Write out the material exactly. Do not include the pictures.

» **Excerpts from a figure dataset**
───

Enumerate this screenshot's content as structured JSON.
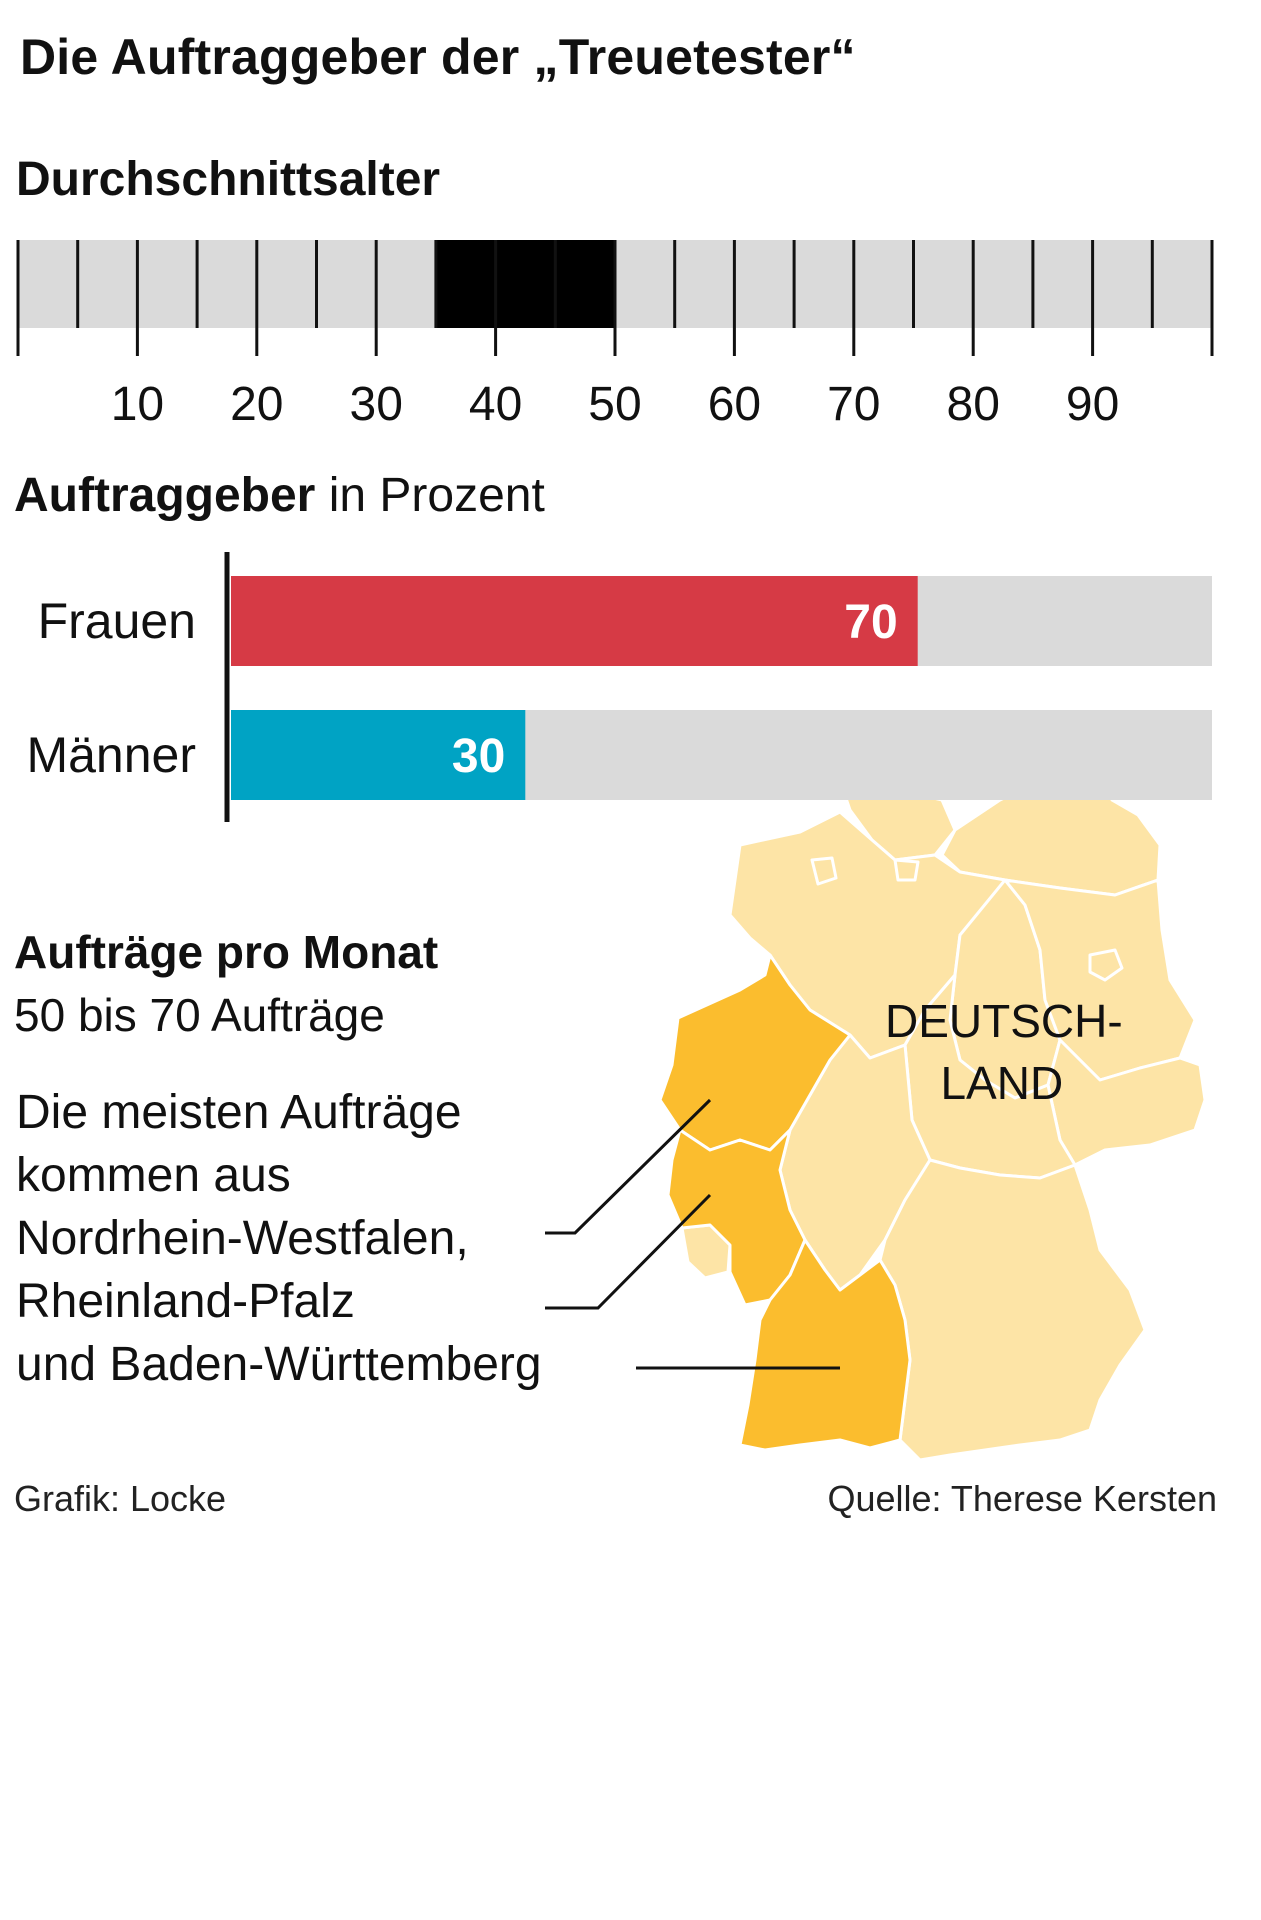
{
  "title": "Die Auftraggeber der „Treuetester“",
  "colors": {
    "track": "#dadada",
    "age_range": "#000000",
    "women": "#d63a45",
    "men": "#00a3c4",
    "map_light": "#fde4a6",
    "map_highlight": "#fbbd2e",
    "map_border": "#ffffff"
  },
  "age": {
    "heading": "Durchschnittsalter"
  },
  "share": {
    "heading_bold": "Auftraggeber",
    "heading_rest": " in Prozent"
  },
  "orders": {
    "heading": "Aufträge pro Monat",
    "range": "50 bis 70 Aufträge",
    "desc_lines": [
      "Die meisten Aufträge",
      "kommen aus",
      "Nordrhein-Westfalen,",
      "Rheinland-Pfalz",
      "und Baden-Württemberg"
    ]
  },
  "map": {
    "label_line1": "DEUTSCH-",
    "label_line2": "LAND",
    "highlighted_states": [
      "Nordrhein-Westfalen",
      "Rheinland-Pfalz",
      "Baden-Württemberg"
    ]
  },
  "footer": {
    "left": "Grafik: Locke",
    "right": "Quelle: Therese Kersten"
  },
  "chart_data": [
    {
      "type": "bar",
      "title": "Durchschnittsalter",
      "xlim": [
        0,
        100
      ],
      "tick_labels": [
        "10",
        "20",
        "30",
        "40",
        "50",
        "60",
        "70",
        "80",
        "90"
      ],
      "tick_values": [
        10,
        20,
        30,
        40,
        50,
        60,
        70,
        80,
        90
      ],
      "highlight_range": [
        35,
        50
      ]
    },
    {
      "type": "bar",
      "title": "Auftraggeber in Prozent",
      "xlim": [
        0,
        100
      ],
      "categories": [
        "Frauen",
        "Männer"
      ],
      "values": [
        70,
        30
      ],
      "value_labels": [
        "70",
        "30"
      ]
    }
  ]
}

───

» **OUTPUT BELOW**
Enumerate this screenshot's content as structured JSON.
{
  "title": "Die Auftraggeber der „Treuetester“",
  "colors": {
    "track": "#dadada",
    "age_range": "#000000",
    "women": "#d63a45",
    "men": "#00a3c4",
    "map_light": "#fde4a6",
    "map_highlight": "#fbbd2e",
    "map_border": "#ffffff"
  },
  "age": {
    "heading": "Durchschnittsalter"
  },
  "share": {
    "heading_bold": "Auftraggeber",
    "heading_rest": " in Prozent"
  },
  "orders": {
    "heading": "Aufträge pro Monat",
    "range": "50 bis 70 Aufträge",
    "desc_lines": [
      "Die meisten Aufträge",
      "kommen aus",
      "Nordrhein-Westfalen,",
      "Rheinland-Pfalz",
      "und Baden-Württemberg"
    ]
  },
  "map": {
    "label_line1": "DEUTSCH-",
    "label_line2": "LAND",
    "highlighted_states": [
      "Nordrhein-Westfalen",
      "Rheinland-Pfalz",
      "Baden-Württemberg"
    ]
  },
  "footer": {
    "left": "Grafik: Locke",
    "right": "Quelle: Therese Kersten"
  },
  "chart_data": [
    {
      "type": "bar",
      "title": "Durchschnittsalter",
      "xlim": [
        0,
        100
      ],
      "tick_labels": [
        "10",
        "20",
        "30",
        "40",
        "50",
        "60",
        "70",
        "80",
        "90"
      ],
      "tick_values": [
        10,
        20,
        30,
        40,
        50,
        60,
        70,
        80,
        90
      ],
      "highlight_range": [
        35,
        50
      ]
    },
    {
      "type": "bar",
      "title": "Auftraggeber in Prozent",
      "xlim": [
        0,
        100
      ],
      "categories": [
        "Frauen",
        "Männer"
      ],
      "values": [
        70,
        30
      ],
      "value_labels": [
        "70",
        "30"
      ]
    }
  ]
}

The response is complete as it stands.